Reproduce the entries in full, with no changes.

#### Provided information ####

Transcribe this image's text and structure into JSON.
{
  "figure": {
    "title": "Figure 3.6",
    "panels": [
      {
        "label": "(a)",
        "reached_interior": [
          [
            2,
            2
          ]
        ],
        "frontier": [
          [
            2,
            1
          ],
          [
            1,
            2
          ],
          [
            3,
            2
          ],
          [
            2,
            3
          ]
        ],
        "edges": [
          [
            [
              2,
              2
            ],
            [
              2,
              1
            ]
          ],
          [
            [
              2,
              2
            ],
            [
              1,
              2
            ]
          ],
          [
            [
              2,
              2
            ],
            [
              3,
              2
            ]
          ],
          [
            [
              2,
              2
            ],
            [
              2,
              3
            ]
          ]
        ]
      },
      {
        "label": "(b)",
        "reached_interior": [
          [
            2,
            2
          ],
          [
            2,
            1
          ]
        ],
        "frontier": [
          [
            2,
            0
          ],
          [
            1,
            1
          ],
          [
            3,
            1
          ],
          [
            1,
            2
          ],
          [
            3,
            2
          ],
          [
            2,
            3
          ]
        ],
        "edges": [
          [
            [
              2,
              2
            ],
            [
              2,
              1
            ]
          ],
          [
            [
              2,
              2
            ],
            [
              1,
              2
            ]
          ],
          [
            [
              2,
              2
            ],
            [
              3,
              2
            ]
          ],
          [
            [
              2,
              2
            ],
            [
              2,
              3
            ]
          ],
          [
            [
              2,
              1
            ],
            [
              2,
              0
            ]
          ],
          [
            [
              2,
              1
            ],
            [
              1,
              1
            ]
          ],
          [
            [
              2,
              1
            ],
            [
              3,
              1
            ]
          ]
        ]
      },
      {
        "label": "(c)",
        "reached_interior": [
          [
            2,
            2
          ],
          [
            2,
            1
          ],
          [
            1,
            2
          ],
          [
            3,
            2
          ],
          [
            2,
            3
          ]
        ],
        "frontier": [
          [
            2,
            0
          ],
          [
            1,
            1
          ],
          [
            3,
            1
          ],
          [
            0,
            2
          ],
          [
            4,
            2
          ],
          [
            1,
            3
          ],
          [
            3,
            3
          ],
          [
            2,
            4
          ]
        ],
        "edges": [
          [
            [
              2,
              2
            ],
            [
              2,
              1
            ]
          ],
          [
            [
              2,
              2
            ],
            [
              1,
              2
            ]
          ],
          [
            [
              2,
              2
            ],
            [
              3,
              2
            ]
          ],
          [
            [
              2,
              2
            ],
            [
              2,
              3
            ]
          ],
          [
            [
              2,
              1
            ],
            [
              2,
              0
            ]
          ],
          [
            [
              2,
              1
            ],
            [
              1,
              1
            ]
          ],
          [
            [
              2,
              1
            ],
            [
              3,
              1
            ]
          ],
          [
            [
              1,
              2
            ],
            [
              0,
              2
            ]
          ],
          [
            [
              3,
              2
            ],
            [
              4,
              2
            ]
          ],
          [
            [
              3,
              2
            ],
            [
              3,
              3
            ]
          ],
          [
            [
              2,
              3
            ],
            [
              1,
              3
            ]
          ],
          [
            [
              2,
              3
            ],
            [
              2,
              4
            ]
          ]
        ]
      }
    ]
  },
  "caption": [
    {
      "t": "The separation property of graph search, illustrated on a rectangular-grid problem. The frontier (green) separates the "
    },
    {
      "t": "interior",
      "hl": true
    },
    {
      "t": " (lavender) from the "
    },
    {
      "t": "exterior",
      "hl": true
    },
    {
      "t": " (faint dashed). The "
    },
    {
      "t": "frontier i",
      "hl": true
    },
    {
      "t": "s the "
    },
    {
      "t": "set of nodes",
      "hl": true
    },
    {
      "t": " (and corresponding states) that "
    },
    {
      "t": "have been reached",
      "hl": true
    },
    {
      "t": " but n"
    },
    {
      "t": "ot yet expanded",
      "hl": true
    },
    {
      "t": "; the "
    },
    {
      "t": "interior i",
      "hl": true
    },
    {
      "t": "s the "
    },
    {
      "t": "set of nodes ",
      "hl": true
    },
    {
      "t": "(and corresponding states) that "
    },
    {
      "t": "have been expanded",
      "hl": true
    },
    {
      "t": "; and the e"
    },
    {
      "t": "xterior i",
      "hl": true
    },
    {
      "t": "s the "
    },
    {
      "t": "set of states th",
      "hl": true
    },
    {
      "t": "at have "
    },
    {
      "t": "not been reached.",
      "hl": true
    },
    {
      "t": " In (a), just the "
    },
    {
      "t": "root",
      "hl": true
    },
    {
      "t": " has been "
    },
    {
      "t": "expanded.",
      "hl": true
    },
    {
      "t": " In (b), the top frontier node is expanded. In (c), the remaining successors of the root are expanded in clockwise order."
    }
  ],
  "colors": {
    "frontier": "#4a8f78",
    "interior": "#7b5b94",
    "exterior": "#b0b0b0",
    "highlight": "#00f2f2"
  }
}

####

=== The completed task ===
Transcribe this image's text and structure into JSON.
{
  "figure": {
    "title": "Figure 3.6",
    "panels": [
      {
        "label": "(a)",
        "reached_interior": [
          [
            2,
            2
          ]
        ],
        "frontier": [
          [
            2,
            1
          ],
          [
            1,
            2
          ],
          [
            3,
            2
          ],
          [
            2,
            3
          ]
        ],
        "edges": [
          [
            [
              2,
              2
            ],
            [
              2,
              1
            ]
          ],
          [
            [
              2,
              2
            ],
            [
              1,
              2
            ]
          ],
          [
            [
              2,
              2
            ],
            [
              3,
              2
            ]
          ],
          [
            [
              2,
              2
            ],
            [
              2,
              3
            ]
          ]
        ]
      },
      {
        "label": "(b)",
        "reached_interior": [
          [
            2,
            2
          ],
          [
            2,
            1
          ]
        ],
        "frontier": [
          [
            2,
            0
          ],
          [
            1,
            1
          ],
          [
            3,
            1
          ],
          [
            1,
            2
          ],
          [
            3,
            2
          ],
          [
            2,
            3
          ]
        ],
        "edges": [
          [
            [
              2,
              2
            ],
            [
              2,
              1
            ]
          ],
          [
            [
              2,
              2
            ],
            [
              1,
              2
            ]
          ],
          [
            [
              2,
              2
            ],
            [
              3,
              2
            ]
          ],
          [
            [
              2,
              2
            ],
            [
              2,
              3
            ]
          ],
          [
            [
              2,
              1
            ],
            [
              2,
              0
            ]
          ],
          [
            [
              2,
              1
            ],
            [
              1,
              1
            ]
          ],
          [
            [
              2,
              1
            ],
            [
              3,
              1
            ]
          ]
        ]
      },
      {
        "label": "(c)",
        "reached_interior": [
          [
            2,
            2
          ],
          [
            2,
            1
          ],
          [
            1,
            2
          ],
          [
            3,
            2
          ],
          [
            2,
            3
          ]
        ],
        "frontier": [
          [
            2,
            0
          ],
          [
            1,
            1
          ],
          [
            3,
            1
          ],
          [
            0,
            2
          ],
          [
            4,
            2
          ],
          [
            1,
            3
          ],
          [
            3,
            3
          ],
          [
            2,
            4
          ]
        ],
        "edges": [
          [
            [
              2,
              2
            ],
            [
              2,
              1
            ]
          ],
          [
            [
              2,
              2
            ],
            [
              1,
              2
            ]
          ],
          [
            [
              2,
              2
            ],
            [
              3,
              2
            ]
          ],
          [
            [
              2,
              2
            ],
            [
              2,
              3
            ]
          ],
          [
            [
              2,
              1
            ],
            [
              2,
              0
            ]
          ],
          [
            [
              2,
              1
            ],
            [
              1,
              1
            ]
          ],
          [
            [
              2,
              1
            ],
            [
              3,
              1
            ]
          ],
          [
            [
              1,
              2
            ],
            [
              0,
              2
            ]
          ],
          [
            [
              3,
              2
            ],
            [
              4,
              2
            ]
          ],
          [
            [
              3,
              2
            ],
            [
              3,
              3
            ]
          ],
          [
            [
              2,
              3
            ],
            [
              1,
              3
            ]
          ],
          [
            [
              2,
              3
            ],
            [
              2,
              4
            ]
          ]
        ]
      }
    ]
  },
  "caption": [
    {
      "t": "The separation property of graph search, illustrated on a rectangular-grid problem. The frontier (green) separates the "
    },
    {
      "t": "interior",
      "hl": true
    },
    {
      "t": " (lavender) from the "
    },
    {
      "t": "exterior",
      "hl": true
    },
    {
      "t": " (faint dashed). The "
    },
    {
      "t": "frontier i",
      "hl": true
    },
    {
      "t": "s the "
    },
    {
      "t": "set of nodes",
      "hl": true
    },
    {
      "t": " (and corresponding states) that "
    },
    {
      "t": "have been reached",
      "hl": true
    },
    {
      "t": " but n"
    },
    {
      "t": "ot yet expanded",
      "hl": true
    },
    {
      "t": "; the "
    },
    {
      "t": "interior i",
      "hl": true
    },
    {
      "t": "s the "
    },
    {
      "t": "set of nodes ",
      "hl": true
    },
    {
      "t": "(and corresponding states) that "
    },
    {
      "t": "have been expanded",
      "hl": true
    },
    {
      "t": "; and the e"
    },
    {
      "t": "xterior i",
      "hl": true
    },
    {
      "t": "s the "
    },
    {
      "t": "set of states th",
      "hl": true
    },
    {
      "t": "at have "
    },
    {
      "t": "not been reached.",
      "hl": true
    },
    {
      "t": " In (a), just the "
    },
    {
      "t": "root",
      "hl": true
    },
    {
      "t": " has been "
    },
    {
      "t": "expanded.",
      "hl": true
    },
    {
      "t": " In (b), the top frontier node is expanded. In (c), the remaining successors of the root are expanded in clockwise order."
    }
  ],
  "colors": {
    "frontier": "#4a8f78",
    "interior": "#7b5b94",
    "exterior": "#b0b0b0",
    "highlight": "#00f2f2"
  }
}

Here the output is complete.